Written request: Select lines where the word "icon" appears.

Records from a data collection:
================

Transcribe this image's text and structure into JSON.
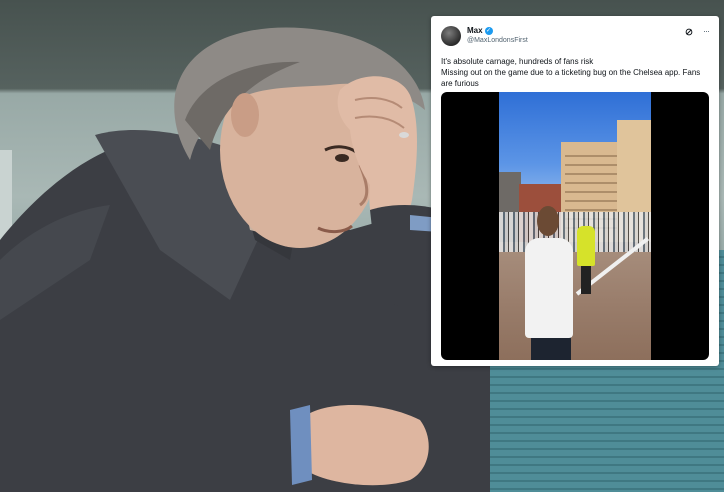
{
  "tweet": {
    "author_name": "Max",
    "author_handle": "@MaxLondonsFirst",
    "verified_icon": "verified-badge-icon",
    "grok_icon": "grok-icon",
    "more_icon": "more-options-icon",
    "more_glyph": "···",
    "text_line1": "It's absolute carnage, hundreds of fans risk",
    "text_line2": "Missing out on the game due to a ticketing bug on the Chelsea app. Fans are furious"
  },
  "colors": {
    "verified": "#1d9bf0",
    "tweet_background": "#ffffff",
    "text_primary": "#0f1419",
    "text_secondary": "#536471"
  }
}
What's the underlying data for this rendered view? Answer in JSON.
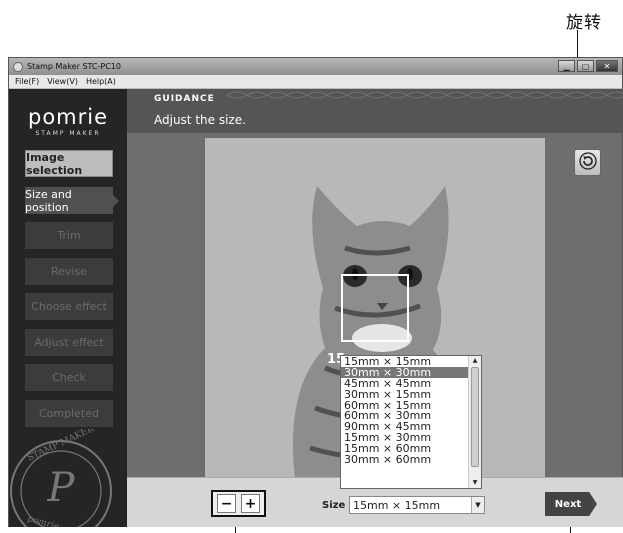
{
  "annotation": {
    "rotate_label": "旋转"
  },
  "window": {
    "title": "Stamp Maker STC-PC10",
    "menu": [
      "File(F)",
      "View(V)",
      "Help(A)"
    ]
  },
  "logo": {
    "main": "pomrie",
    "sub": "STAMP MAKER"
  },
  "steps": [
    "Image selection",
    "Size and position",
    "Trim",
    "Revise",
    "Choose effect",
    "Adjust effect",
    "Check",
    "Completed"
  ],
  "guidance": {
    "title": "GUIDANCE",
    "text": "Adjust the size."
  },
  "canvas": {
    "size_overlay": "15"
  },
  "bottom": {
    "zoom_out": "−",
    "zoom_in": "+",
    "size_label": "Size :",
    "size_value": "15mm × 15mm",
    "next_label": "Next"
  },
  "dropdown_options": [
    "15mm × 15mm",
    "30mm × 30mm",
    "45mm × 45mm",
    "30mm × 15mm",
    "60mm × 15mm",
    "60mm × 30mm",
    "90mm × 45mm",
    "15mm × 30mm",
    "15mm × 60mm",
    "30mm × 60mm"
  ],
  "stamp_logo": {
    "text_top": "STAMP MAKER",
    "text_bottom": "pomrie",
    "letter": "P"
  }
}
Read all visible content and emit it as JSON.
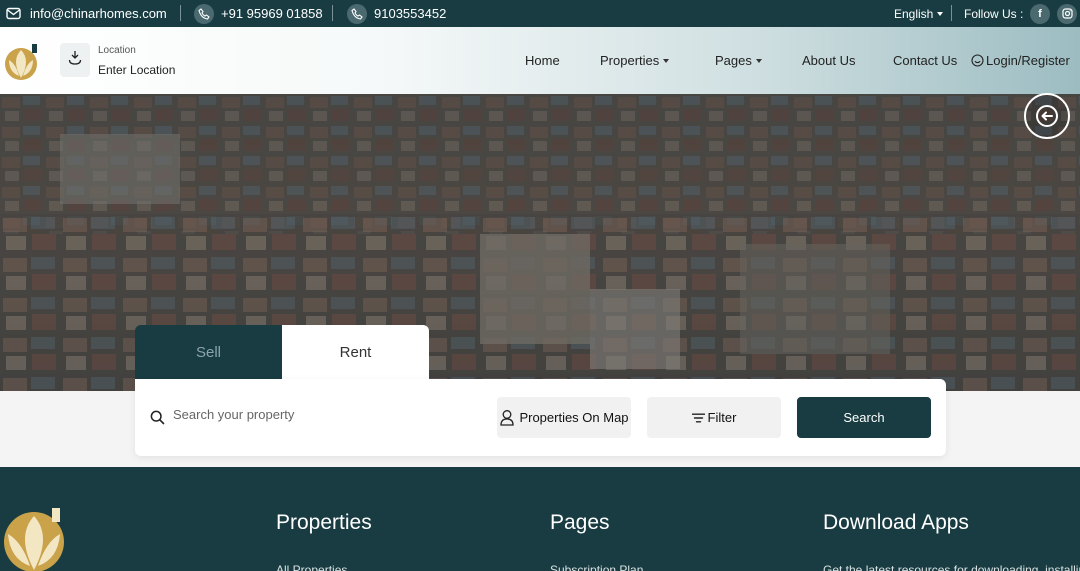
{
  "topbar": {
    "email": "info@chinarhomes.com",
    "phone1": "+91 95969 01858",
    "phone2": "9103553452",
    "language": "English",
    "follow_label": "Follow Us :",
    "social": [
      "facebook-icon",
      "instagram-icon"
    ]
  },
  "nav": {
    "location_label": "Location",
    "location_value": "Enter Location",
    "links": {
      "home": "Home",
      "properties": "Properties",
      "pages": "Pages",
      "about": "About Us",
      "contact": "Contact Us",
      "login": "Login/Register"
    }
  },
  "search": {
    "tabs": {
      "sell": "Sell",
      "rent": "Rent"
    },
    "active_tab": "Sell",
    "placeholder": "Search your property",
    "map_label": "Properties On Map",
    "filter_label": "Filter",
    "search_label": "Search"
  },
  "footer": {
    "properties_heading": "Properties",
    "properties_first_link": "All Properties",
    "pages_heading": "Pages",
    "pages_first_link": "Subscription Plan",
    "apps_heading": "Download Apps",
    "apps_text": "Get the latest resources for downloading, installing"
  },
  "colors": {
    "brand_dark": "#183c42",
    "logo_gold": "#c9a24a",
    "logo_cream": "#f3e6c2"
  }
}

================

Output for this task:
    "verified_icon": "verified-badge-icon",
    "grok_icon": "grok-icon",
    "more_icon": "more-options-icon",
      "facebook-icon",
      "instagram-icon"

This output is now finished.